= Task input =
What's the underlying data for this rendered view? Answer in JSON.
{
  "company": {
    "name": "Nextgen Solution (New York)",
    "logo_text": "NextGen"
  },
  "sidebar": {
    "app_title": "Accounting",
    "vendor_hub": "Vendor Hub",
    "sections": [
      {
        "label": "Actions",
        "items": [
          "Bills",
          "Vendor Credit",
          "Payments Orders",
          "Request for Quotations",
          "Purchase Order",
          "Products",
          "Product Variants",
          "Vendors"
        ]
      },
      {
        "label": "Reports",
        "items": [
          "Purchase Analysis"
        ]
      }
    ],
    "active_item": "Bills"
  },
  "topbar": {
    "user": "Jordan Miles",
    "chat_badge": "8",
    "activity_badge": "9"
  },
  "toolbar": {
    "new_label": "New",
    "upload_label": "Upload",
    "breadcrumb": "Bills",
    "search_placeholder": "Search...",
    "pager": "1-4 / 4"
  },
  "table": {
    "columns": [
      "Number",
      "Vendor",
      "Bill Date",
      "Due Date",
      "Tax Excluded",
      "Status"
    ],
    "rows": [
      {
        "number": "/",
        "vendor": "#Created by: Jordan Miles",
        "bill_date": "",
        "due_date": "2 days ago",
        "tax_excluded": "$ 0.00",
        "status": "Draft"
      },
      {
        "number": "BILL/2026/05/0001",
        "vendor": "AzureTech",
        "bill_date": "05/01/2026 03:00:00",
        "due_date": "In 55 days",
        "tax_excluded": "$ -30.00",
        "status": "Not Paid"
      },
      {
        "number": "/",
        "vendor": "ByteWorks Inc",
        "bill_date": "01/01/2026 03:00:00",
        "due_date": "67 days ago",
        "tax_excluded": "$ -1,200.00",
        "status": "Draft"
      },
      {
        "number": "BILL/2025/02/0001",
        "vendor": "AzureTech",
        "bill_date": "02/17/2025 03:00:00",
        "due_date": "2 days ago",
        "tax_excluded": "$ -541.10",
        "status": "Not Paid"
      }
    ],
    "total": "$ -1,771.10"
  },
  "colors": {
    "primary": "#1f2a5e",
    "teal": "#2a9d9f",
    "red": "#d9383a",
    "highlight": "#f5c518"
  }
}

= What is being asked =
From the data above, gather every line that includes the word "Miles".

= Result of this task =
    "user": "Jordan Miles",
        "vendor": "#Created by: Jordan Miles",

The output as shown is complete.